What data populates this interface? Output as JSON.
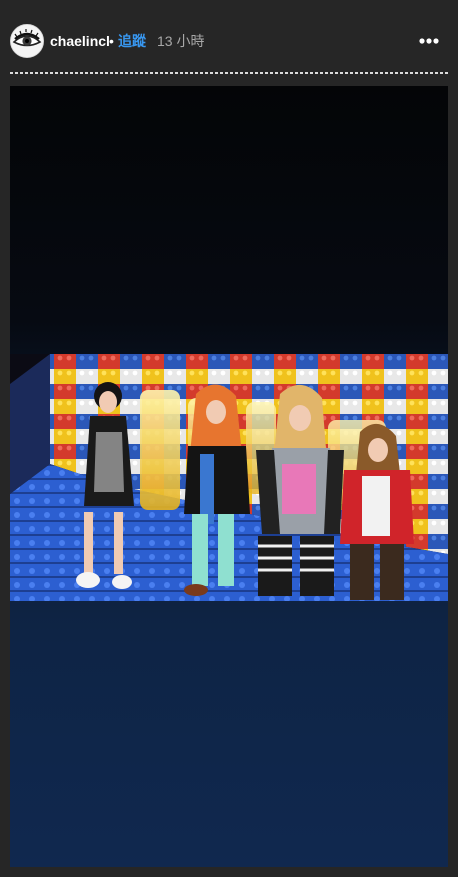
{
  "header": {
    "username": "chaelincl",
    "separator": "•",
    "follow_label": "追蹤",
    "timestamp": "13 小時"
  },
  "icons": {
    "avatar": "profile-avatar-eye",
    "more": "more-horizontal-icon"
  },
  "story": {
    "progress_segments": 1,
    "photo_label": "",
    "background_top": "#040507",
    "background_bottom": "#10284f"
  },
  "colors": {
    "page_background": "#262626",
    "follow_link": "#3897f0",
    "username": "#ffffff",
    "timestamp": "#a8a8a8"
  }
}
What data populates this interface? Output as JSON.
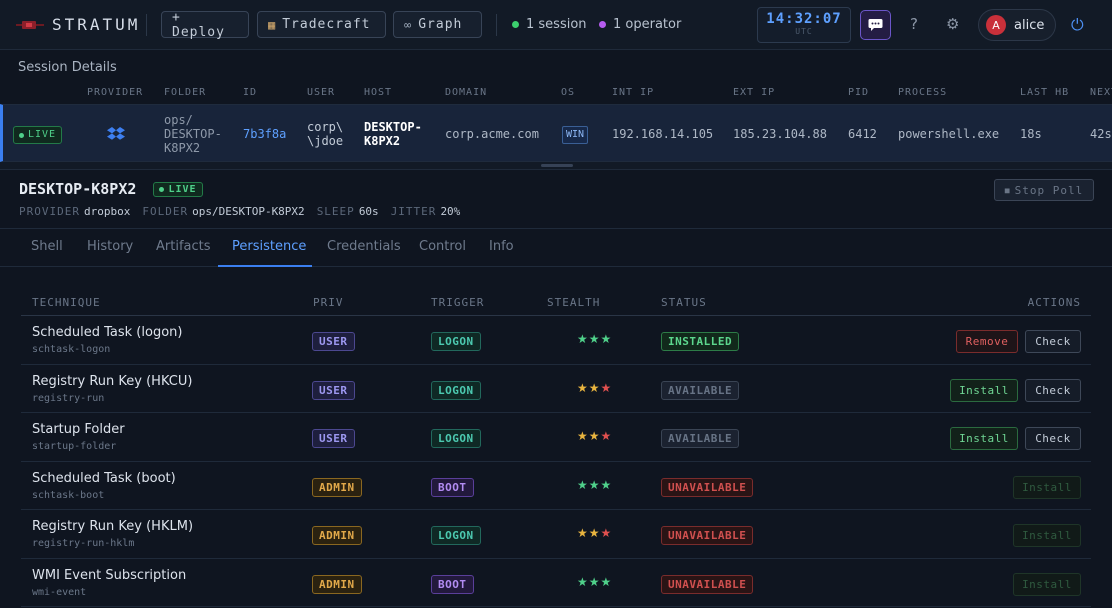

▸ **Exercise details**:
Can you restate all the records above word for word while dropping the pictures?

▸ **Answer**:
What data populates this interface? Output as JSON.
{
  "header": {
    "username": "chaelincl",
    "separator": "•",
    "follow_label": "追蹤",
    "timestamp": "13 小時"
  },
  "icons": {
    "avatar": "profile-avatar-eye",
    "more": "more-horizontal-icon"
  },
  "story": {
    "progress_segments": 1,
    "photo_label": "",
    "background_top": "#040507",
    "background_bottom": "#10284f"
  },
  "colors": {
    "page_background": "#262626",
    "follow_link": "#3897f0",
    "username": "#ffffff",
    "timestamp": "#a8a8a8"
  }
}
What data populates this interface? Output as JSON.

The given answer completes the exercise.